TASK DIRECTIONS = List every line below containing "Inleiding".

>> START LISTED ENTRIES

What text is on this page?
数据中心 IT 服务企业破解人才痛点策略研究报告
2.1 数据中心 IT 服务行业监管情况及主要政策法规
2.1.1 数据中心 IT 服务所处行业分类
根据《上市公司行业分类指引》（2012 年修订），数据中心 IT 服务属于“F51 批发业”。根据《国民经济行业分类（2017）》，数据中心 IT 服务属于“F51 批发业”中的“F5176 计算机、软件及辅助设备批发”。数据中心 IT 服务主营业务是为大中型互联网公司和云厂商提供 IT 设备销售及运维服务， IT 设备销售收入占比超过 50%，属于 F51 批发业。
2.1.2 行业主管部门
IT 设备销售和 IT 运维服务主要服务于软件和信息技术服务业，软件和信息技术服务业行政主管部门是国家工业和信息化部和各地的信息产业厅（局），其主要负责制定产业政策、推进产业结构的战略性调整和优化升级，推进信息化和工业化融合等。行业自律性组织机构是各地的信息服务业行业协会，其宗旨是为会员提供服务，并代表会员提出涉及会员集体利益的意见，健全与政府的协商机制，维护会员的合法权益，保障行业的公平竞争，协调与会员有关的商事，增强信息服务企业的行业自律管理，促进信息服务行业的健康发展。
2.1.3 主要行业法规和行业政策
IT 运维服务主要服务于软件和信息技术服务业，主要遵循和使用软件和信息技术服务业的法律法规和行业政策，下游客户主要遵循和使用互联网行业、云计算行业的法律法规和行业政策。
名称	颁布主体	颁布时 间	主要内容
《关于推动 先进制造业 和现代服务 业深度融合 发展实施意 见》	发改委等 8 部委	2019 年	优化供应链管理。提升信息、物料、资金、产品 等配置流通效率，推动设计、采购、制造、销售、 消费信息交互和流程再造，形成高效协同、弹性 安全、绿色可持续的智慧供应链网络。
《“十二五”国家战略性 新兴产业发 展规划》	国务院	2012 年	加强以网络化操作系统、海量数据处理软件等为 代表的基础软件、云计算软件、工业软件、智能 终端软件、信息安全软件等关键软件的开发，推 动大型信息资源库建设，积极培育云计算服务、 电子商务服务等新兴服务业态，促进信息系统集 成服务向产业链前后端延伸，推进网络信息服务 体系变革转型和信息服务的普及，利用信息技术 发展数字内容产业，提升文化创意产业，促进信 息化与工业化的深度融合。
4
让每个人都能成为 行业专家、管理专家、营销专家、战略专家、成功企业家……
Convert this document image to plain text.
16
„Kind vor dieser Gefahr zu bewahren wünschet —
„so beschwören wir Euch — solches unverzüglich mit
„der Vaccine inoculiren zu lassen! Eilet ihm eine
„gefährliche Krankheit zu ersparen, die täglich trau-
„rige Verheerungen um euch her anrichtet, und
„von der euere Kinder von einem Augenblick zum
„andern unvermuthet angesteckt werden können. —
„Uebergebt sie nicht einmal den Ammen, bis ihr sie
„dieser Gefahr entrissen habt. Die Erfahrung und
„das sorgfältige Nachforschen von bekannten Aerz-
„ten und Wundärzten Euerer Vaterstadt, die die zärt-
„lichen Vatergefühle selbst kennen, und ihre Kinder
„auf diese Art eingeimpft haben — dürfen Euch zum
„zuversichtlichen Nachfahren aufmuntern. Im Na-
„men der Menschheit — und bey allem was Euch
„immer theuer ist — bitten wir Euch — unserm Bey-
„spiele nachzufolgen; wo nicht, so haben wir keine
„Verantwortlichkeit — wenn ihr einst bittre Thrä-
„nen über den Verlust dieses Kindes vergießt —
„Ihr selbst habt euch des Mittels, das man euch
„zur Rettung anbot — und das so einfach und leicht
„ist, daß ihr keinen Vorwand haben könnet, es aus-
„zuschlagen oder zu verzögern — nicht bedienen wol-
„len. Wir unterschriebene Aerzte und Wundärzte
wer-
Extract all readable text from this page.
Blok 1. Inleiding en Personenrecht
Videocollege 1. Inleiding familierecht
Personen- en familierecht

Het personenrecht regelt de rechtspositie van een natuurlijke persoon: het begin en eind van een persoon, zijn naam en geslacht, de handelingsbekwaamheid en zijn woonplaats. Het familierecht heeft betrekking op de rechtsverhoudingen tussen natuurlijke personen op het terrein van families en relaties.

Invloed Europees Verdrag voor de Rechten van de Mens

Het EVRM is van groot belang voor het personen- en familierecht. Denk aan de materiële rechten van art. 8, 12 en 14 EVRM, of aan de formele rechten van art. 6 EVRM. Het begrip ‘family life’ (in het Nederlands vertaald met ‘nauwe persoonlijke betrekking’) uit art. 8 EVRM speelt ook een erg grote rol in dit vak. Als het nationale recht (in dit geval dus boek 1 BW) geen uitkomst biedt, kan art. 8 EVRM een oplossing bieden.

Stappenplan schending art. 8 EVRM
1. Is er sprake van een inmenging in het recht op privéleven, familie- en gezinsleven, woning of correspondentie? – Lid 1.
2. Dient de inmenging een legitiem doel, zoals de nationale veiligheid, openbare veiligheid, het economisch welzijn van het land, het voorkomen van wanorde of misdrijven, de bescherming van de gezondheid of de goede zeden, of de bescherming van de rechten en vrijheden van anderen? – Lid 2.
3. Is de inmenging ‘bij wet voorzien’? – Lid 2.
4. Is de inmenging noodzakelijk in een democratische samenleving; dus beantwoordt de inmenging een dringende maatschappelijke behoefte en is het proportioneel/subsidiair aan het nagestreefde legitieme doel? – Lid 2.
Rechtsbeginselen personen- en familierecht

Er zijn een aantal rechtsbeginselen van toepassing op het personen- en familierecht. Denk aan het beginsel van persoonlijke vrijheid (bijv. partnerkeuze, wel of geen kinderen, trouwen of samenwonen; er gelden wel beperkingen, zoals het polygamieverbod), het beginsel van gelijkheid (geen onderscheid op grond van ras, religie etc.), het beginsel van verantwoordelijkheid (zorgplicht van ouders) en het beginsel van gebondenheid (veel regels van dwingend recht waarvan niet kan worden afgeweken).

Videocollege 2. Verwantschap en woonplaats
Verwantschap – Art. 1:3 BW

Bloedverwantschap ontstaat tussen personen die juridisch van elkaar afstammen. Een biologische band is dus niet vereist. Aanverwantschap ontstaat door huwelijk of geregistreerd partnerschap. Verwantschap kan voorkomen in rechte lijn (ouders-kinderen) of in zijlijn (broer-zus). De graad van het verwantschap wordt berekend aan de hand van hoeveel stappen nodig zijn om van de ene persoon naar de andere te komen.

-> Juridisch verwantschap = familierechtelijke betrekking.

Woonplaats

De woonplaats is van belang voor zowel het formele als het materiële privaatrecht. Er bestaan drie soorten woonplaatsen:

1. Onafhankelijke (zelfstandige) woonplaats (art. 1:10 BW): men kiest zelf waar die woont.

>> END LISTED ENTRIES

RESPONSE TO THIS TASK =
Blok 1. Inleiding en Personenrecht
Videocollege 1. Inleiding familierecht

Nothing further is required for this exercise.